Sriram Rajagopalan
Sriram Rajagopalan has experience in facilitating design, development, and maintenance of large-scale Learning Management Systems and Content Management Systems for various content-intensive projects. With expertise in both technical and design aspect of the projects, he has executed several conversion and migration projects.


    October 21, 2020

    “Official” data of how much content is plagiarized around the world is varied, as the meaning of the term “plagiarism” itself is not commonly agreed upon. Even with the limited amount of statistics available, plagiarism is an indisputable threat to the IP of the original writers. As the technology around us is growing, the means through which information is shared has grown in more ways than we know. With technology advancements, not only have instances of plagiarism increased, but the tools available to combat plagiarism have likewise grown. This article talks about various means in which original content is plagiarized and the tools developed by Lumina Datamatics to support our clients in shielding their content.

    What Is Plagiarism?

    Most people know that copying word-by-word is plagiarism, but some people may not even be aware—or don’t want to admit—that the reuse of content without providing proper attribution to the original user is considered plagiarism as well. That is, plagiarism is not just duplicating work created by somebody else. Failing to cite references when content is re-sourced and rewriting in a different approach are also considered to be intentional plagiarism. Most intentional plagiarism is found in student communities while they answer their assessments and prepare their research work. A study conducted by reports, “A poll conducted by US News and World Reports found that 90% of students believe that cheaters are either never caught or have never been appropriately disciplined.” Another form of plagiarism that is prevalent in educational writing or online courses involves writing about an idea without realizing somebody else has already written similar content–while unintentional, this is still plagiarism. By any means, plagiarism is a legal offense and damages the reputation of the author and the publisher.

    Penalties for Plagiarism

    Apart from the academic penalties, failing to comply with the rules of plagiarism is considered illegal resulting in prosecution and punishment, depending upon the severity. The owner of the copyright could initiate a legal proceeding in federal court for violating copyright law. According to the federal laws in US, any work created and published after 1st March 1989 is protected by copyright law, even if a copyright notice is not attached. Beyond legal repercussions, the fallout of such cases causes irreparable damage to the professional reputations of the institutions or individuals publishing the content.

    How Is Your Content Plagiarized?

    You, as the content provider, have to be vigilant about anything that’s submitted by the author, checking it carefully for intentional and unintentional plagiarism before publishing it under your name. Secondly, as the content is the basis by which your revenue is generated, it is important to keep monitoring to see if the content is re-distributed illegally after publication. Here are two interesting case studies (names changed for privacy) of recent note:

    Case Study 1

    Andrew Mason, a freshman in college taking an algebra course, was trying to solve f(x) = x– 6x + 5 as a part of his assignment. His teacher, Lisa, was surprised not with Andy’s ability to work out a solution, but that the problem was solved using calculus derivatives he hadn’t yet been taught. When trying to resolve the mystery, Lisa found a bunch of homework websites and smartphone apps where students can upload images of solved problems.

Saved data entries
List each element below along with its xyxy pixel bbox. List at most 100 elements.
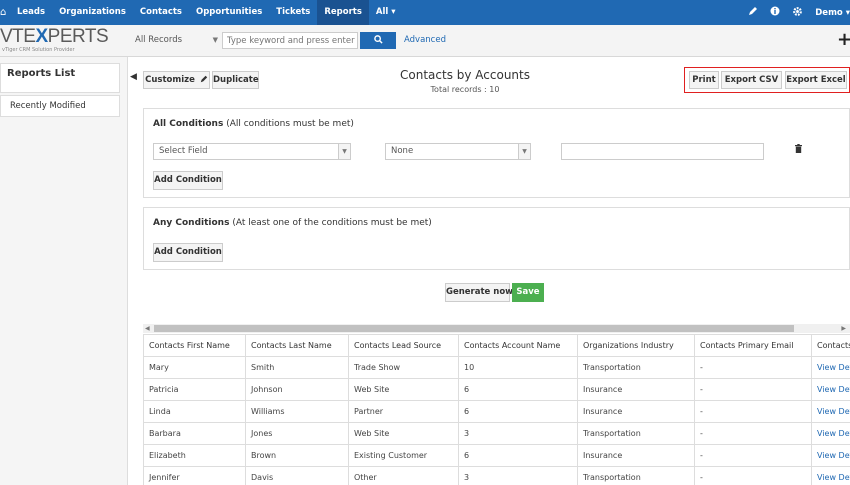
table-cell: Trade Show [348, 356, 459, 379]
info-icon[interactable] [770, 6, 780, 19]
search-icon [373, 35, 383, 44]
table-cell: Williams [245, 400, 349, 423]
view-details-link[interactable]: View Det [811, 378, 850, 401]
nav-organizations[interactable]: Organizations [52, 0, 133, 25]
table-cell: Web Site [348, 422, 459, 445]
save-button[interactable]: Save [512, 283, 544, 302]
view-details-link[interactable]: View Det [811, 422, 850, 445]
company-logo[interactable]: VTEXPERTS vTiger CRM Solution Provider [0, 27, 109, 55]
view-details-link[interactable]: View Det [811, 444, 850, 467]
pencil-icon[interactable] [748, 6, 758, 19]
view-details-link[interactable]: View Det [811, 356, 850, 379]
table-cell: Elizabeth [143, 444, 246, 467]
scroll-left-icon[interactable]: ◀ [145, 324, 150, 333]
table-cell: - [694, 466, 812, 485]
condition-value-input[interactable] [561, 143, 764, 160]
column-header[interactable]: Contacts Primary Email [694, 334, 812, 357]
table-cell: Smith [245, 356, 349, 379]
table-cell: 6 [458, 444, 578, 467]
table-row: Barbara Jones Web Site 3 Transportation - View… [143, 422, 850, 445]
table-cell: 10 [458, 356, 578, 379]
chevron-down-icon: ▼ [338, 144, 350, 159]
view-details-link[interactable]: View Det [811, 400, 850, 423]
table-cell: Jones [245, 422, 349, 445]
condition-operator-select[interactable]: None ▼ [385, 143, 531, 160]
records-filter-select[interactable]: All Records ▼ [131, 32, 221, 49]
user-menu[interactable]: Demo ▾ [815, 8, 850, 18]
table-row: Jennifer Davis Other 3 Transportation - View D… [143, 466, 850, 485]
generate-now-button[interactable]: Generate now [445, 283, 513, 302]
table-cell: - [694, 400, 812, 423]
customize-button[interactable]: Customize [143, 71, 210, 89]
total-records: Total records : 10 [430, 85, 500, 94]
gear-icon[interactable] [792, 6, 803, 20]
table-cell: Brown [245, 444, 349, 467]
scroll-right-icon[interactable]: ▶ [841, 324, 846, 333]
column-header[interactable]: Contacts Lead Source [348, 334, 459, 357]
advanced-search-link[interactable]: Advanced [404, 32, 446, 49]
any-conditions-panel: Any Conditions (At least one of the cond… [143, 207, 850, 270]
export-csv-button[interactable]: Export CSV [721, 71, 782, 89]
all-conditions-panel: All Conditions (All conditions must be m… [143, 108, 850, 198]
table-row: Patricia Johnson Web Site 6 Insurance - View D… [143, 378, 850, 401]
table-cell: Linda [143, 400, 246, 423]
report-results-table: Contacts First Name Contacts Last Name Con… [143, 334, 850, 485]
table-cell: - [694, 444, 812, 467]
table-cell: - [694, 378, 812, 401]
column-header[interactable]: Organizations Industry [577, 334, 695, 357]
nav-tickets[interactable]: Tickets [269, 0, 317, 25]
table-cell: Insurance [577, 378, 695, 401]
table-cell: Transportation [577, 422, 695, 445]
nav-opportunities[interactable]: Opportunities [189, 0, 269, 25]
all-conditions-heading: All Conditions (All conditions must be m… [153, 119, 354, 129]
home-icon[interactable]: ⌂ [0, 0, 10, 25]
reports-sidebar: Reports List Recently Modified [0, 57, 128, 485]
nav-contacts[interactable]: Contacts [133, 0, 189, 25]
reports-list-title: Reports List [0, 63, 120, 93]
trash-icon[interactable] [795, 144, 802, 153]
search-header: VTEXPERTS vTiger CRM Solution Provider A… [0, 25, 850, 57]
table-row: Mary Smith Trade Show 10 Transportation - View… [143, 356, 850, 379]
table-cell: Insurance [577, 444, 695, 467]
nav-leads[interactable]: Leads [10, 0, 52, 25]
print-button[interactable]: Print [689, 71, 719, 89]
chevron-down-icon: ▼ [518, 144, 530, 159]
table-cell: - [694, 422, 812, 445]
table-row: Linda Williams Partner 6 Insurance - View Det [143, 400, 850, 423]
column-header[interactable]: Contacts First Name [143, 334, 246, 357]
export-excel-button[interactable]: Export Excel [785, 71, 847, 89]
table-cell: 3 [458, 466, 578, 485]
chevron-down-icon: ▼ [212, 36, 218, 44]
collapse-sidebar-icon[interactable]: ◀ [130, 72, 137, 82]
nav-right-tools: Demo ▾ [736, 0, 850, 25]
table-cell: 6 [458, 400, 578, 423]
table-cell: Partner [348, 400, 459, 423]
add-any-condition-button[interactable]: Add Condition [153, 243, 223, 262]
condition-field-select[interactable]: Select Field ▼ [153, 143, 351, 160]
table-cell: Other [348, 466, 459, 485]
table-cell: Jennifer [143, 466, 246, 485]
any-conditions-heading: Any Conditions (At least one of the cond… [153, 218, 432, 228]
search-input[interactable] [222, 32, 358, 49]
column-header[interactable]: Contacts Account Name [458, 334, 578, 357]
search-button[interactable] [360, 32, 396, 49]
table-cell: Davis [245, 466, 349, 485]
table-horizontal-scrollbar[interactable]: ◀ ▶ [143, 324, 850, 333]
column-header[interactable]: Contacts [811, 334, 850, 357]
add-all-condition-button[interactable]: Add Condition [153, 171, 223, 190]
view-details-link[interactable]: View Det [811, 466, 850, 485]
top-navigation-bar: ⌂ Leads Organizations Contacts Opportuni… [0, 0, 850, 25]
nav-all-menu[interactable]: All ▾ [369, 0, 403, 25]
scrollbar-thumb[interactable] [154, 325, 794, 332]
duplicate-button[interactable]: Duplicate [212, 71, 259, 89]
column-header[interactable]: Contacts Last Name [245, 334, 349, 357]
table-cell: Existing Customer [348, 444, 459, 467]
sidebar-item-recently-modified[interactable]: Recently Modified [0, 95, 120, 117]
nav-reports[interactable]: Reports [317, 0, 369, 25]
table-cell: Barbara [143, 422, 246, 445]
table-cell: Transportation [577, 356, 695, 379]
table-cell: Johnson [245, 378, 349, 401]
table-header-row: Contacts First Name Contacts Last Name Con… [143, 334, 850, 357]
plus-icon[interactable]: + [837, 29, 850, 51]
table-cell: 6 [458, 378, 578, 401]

[SET TASKS]
(1) Does the plagiarism article agree with each of these statements? (a) In the US, work created and published after 1st March 1989 is protected by copyright law only when a copyright notice is attached. (b) Writing about an idea without knowing someone else has already written similar content still counts as plagiarism. (c) As technology has advanced, the tools available to fight plagiarism have also grown. Answer yes or no for each, and quote the words of the plagiarism article that decide it.
(2) Carry on the plagiarism article, picking up right after its last sentence.

[FINAL ANSWERS]
(1)
(a) No: "even if a copyright notice is not attached."
(b) Yes: "while unintentional, this is still plagiarism."
(c) Yes: "not only have instances of plagiarism increased, but the tools available to combat plagiarism have likewise grown."

(2)
    If this happens for homework, is it possible that other educational content (on which thousands of dollars are spent for writing and publishing) is similarly available? The shocking answer for this is, yes! Every time content is published, there is a small percentage of people who leak it online, which results in floating the content freely.

    Case Study 2

    John Mackenzie, a reputed author in atomic physics who has been authoring for over 20 years, received a legal notice warning him about a similarity of his content to that of another publication, which he wasn’t even aware of. John seemed to have written this content, without even being aware of similar content already published.

    Combating Plagiarism

    Though in the first case study, the plagiarism was intentional and in the second, unintentional, both are illegal and can be penalized. But how can publishers and educational providers realistically check all newly authored or revised content? Manual checks prove impossible, due to the massive amount of content being released or updated every year. The simple answer is that they can’t. No one can.

    Enter automation. By leveraging our industry experience and technology, Lumina has designed a system to handle instances like these without relying on laborious, time-consuming manual checks.

    Our plagiarism checks are executed as content writers create their work either within a content management system (CMS) or when content that is authored in MS-Word or other text processing software is ingested into a CMS. The submitted content is matched against published materials across the internet to report any similarities. This helps in arresting the issue immediately, before the content moves to the next stage. This service is easily integrated into a publisher’s CMS, with checks done seamlessly in the background without adding additional time to the schedule.

    But preventing authors from intentionally or unintentionally plagiarizing is only one side of the fight. Once unique content is published, the content owners themselves are at risk of exposure and of having their own content plagiarized and reused without permission!

    Luckily, Lumina’s anti-plagiarism engine is not only a pre-publication tool. Rather, it can provide protection for published content too, by way of regular, programmed scans of the internet in frequent intervals and the generation of reports flagging similarities between the original content and instances shared online. Project Managers can then contact the plagiarizing website owners and issue a takedown notice.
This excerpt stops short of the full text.